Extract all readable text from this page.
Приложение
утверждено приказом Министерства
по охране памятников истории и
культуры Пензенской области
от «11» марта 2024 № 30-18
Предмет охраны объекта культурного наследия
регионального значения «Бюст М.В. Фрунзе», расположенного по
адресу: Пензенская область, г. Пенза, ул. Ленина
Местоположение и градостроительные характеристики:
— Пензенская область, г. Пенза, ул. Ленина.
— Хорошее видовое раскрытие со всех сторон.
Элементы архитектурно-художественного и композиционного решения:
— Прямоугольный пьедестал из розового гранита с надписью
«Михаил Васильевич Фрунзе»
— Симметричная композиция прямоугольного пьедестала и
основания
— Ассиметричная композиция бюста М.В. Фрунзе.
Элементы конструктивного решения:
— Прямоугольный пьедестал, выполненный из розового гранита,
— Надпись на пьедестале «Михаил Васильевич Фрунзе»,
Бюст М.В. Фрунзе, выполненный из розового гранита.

-- -- --

For each line above that contains the word "композиция", copy that line.

■ **Written response**:
— Симметричная композиция прямоугольного пьедестала и
— Ассиметричная композиция бюста М.В. Фрунзе.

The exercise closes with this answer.